#### Data supplied ####
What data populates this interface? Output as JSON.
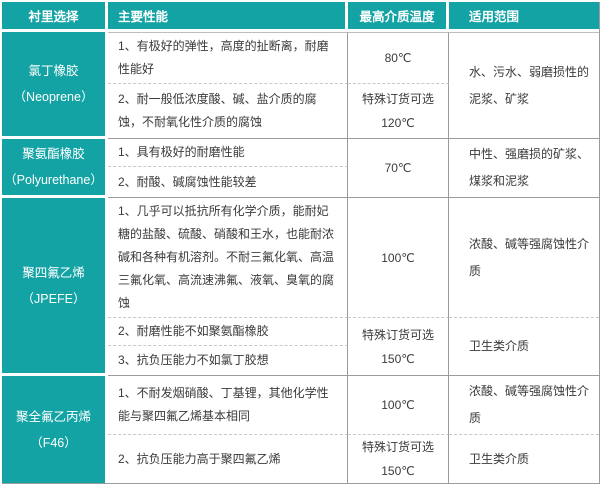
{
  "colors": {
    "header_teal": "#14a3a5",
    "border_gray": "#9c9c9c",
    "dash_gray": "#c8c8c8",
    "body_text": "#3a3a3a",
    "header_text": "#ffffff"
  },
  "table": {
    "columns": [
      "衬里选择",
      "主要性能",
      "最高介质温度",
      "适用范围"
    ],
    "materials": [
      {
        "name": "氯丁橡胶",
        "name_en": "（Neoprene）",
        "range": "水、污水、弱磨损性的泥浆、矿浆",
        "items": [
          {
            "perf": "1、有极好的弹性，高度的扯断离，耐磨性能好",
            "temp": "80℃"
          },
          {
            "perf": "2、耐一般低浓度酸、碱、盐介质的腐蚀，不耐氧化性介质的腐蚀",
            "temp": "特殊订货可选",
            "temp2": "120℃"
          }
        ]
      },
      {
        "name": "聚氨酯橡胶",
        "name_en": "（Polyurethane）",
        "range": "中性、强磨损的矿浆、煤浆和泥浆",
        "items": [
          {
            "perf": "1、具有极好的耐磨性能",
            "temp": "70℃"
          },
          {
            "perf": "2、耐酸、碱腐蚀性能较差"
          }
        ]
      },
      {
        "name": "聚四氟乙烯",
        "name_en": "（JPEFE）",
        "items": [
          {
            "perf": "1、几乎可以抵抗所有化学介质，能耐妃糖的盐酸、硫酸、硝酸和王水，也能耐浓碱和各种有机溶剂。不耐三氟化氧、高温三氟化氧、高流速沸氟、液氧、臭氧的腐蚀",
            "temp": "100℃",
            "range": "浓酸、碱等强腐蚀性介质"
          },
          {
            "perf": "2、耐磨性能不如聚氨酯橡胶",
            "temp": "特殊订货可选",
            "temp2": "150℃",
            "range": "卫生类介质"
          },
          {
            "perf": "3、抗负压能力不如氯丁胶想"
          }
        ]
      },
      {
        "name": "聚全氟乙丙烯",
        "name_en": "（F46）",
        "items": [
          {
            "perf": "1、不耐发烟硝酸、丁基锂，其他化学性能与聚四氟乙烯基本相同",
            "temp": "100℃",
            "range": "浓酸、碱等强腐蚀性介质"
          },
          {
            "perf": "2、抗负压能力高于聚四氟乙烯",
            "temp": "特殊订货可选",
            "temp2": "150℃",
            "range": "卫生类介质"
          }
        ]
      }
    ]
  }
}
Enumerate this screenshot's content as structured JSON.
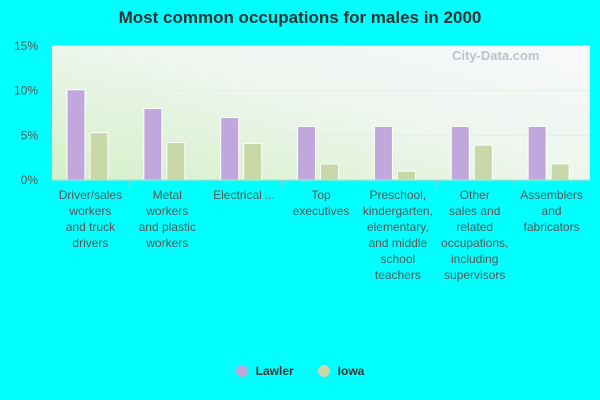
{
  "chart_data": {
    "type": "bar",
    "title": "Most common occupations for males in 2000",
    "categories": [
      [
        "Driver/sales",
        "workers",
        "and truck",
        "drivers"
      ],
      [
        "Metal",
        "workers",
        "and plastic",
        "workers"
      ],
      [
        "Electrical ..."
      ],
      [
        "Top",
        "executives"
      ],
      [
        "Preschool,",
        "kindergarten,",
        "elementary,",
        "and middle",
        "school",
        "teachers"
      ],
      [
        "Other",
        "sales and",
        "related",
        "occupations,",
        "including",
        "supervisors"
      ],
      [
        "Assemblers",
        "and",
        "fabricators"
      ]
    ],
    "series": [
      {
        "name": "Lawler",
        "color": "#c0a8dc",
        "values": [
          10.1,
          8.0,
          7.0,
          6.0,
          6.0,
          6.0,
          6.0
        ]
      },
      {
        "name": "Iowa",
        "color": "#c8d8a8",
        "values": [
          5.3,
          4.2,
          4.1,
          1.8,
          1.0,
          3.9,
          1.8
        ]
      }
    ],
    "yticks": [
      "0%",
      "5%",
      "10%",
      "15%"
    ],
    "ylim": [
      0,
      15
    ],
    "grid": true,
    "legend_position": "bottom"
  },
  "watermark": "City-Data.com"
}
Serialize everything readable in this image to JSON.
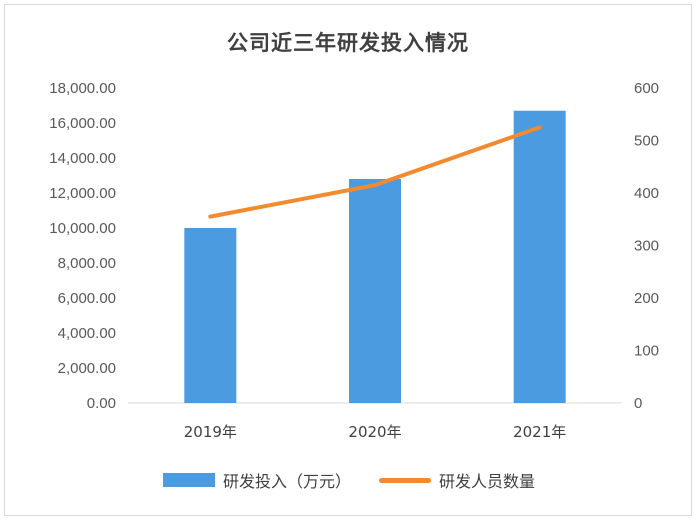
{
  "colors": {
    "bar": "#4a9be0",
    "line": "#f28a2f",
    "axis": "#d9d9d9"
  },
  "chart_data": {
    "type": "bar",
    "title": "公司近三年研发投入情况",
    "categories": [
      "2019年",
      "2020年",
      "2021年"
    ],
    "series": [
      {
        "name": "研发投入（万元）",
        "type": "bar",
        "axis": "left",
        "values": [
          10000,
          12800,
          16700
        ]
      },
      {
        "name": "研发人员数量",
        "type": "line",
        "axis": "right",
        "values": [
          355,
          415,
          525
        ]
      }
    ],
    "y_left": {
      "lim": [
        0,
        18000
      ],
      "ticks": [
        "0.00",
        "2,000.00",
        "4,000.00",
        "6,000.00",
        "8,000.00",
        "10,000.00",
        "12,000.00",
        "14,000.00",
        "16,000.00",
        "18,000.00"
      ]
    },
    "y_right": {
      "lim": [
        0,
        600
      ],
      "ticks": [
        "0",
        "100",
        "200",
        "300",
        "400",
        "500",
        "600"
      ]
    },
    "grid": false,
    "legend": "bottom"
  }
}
####
### To be done
Read the data above and count the lines that include "this". Answer only with the count.

### Response below
3